THE RECORDS ->
....................
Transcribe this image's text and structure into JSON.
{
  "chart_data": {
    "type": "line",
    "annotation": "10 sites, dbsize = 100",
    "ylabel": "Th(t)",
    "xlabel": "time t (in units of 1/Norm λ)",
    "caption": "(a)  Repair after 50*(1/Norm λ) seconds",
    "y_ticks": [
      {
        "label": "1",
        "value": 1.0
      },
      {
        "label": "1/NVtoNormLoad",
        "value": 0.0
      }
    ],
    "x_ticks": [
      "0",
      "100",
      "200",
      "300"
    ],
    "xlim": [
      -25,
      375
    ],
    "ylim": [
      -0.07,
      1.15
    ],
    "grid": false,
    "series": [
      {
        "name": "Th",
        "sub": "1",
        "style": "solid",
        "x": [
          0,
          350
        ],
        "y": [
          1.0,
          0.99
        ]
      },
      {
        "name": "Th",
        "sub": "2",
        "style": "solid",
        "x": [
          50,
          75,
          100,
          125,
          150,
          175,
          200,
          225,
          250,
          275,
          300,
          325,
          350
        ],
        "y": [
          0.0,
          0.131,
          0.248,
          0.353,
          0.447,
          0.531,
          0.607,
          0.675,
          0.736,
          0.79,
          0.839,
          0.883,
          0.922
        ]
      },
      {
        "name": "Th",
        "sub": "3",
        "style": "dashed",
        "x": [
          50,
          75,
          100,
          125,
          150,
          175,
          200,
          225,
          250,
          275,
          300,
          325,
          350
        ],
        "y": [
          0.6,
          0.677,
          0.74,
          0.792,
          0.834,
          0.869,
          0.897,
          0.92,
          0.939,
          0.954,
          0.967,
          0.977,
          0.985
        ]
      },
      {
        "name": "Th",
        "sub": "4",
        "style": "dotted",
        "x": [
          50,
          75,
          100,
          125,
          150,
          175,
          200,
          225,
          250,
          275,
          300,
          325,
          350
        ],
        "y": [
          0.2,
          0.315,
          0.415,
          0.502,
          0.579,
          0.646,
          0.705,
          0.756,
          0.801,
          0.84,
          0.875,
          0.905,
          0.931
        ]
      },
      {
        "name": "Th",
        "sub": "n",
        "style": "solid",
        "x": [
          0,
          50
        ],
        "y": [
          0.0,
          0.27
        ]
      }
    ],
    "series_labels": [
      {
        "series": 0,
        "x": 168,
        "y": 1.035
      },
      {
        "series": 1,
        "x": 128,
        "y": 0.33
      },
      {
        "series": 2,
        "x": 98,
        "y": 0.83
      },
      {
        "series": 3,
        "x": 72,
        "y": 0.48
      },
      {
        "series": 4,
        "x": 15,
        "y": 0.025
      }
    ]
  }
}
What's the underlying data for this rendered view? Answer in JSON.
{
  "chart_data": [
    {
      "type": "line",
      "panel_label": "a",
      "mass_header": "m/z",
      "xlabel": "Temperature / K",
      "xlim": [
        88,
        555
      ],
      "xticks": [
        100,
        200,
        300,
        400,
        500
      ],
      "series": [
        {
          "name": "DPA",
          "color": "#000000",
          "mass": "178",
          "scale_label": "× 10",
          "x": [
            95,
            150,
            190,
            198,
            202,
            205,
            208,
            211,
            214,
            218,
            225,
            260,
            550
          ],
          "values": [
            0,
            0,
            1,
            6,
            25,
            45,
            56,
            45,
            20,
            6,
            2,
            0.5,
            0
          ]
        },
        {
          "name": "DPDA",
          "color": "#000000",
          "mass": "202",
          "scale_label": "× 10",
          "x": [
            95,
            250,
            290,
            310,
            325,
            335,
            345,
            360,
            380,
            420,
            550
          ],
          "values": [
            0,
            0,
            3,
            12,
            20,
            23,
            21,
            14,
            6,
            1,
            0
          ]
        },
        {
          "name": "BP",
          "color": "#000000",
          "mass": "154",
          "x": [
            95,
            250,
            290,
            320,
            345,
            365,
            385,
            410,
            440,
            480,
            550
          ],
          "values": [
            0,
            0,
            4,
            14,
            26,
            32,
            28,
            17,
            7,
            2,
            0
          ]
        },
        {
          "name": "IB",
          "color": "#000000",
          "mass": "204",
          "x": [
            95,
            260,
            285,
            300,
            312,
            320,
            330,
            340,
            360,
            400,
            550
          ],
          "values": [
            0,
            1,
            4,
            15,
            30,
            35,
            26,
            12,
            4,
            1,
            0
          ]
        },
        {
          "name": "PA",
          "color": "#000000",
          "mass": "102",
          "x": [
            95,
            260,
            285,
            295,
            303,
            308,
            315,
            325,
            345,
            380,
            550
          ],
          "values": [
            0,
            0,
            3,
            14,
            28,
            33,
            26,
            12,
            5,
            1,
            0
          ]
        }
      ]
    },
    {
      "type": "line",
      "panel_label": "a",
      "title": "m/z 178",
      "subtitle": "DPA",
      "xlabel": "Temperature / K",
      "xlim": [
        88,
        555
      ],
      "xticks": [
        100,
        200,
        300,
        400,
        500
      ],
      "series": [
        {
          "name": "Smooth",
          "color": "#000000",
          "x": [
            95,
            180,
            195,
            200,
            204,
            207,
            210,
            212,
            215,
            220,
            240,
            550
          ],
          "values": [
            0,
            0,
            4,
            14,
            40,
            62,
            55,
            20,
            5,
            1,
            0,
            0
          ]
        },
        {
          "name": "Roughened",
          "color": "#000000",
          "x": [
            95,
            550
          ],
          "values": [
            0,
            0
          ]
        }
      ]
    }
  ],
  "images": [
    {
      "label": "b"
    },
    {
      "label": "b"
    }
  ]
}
....................
EXERCISE DESCRIPTION -> Copy every line of the records above that holds the word "JSON".

WRITTEN ANSWER ->
Transcribe this image's text and structure into JSON.
What's the underlying data for this rendered view? Answer in JSON.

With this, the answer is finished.